_TASK DATA_.
————————
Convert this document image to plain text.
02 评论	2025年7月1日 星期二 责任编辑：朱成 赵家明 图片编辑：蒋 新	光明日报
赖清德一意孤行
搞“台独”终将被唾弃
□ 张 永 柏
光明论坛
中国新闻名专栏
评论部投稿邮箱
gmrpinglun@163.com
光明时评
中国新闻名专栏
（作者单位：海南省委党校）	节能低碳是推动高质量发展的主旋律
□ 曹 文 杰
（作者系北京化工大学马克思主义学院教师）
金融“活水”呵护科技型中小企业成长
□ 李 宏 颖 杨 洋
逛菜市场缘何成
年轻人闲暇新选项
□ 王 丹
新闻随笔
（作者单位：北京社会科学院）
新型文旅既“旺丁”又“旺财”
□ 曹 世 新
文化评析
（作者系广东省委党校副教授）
————————
Extract the full listing and reproduce each line exactly.

_THE REPLY_.
Convert this document image to plain text.
02 评论	2025年7月1日 星期二 责任编辑：朱成 赵家明 图片编辑：蒋 新	光明日报
赖清德一意孤行
搞“台独”终将被唾弃
□ 张 永 柏
光明论坛
中国新闻名专栏
评论部投稿邮箱
gmrpinglun@163.com
光明时评
中国新闻名专栏
（作者单位：海南省委党校）	节能低碳是推动高质量发展的主旋律
□ 曹 文 杰
（作者系北京化工大学马克思主义学院教师）
金融“活水”呵护科技型中小企业成长
□ 李 宏 颖 杨 洋
逛菜市场缘何成
年轻人闲暇新选项
□ 王 丹
新闻随笔
（作者单位：北京社会科学院）
新型文旅既“旺丁”又“旺财”
□ 曹 世 新
文化评析
（作者系广东省委党校副教授）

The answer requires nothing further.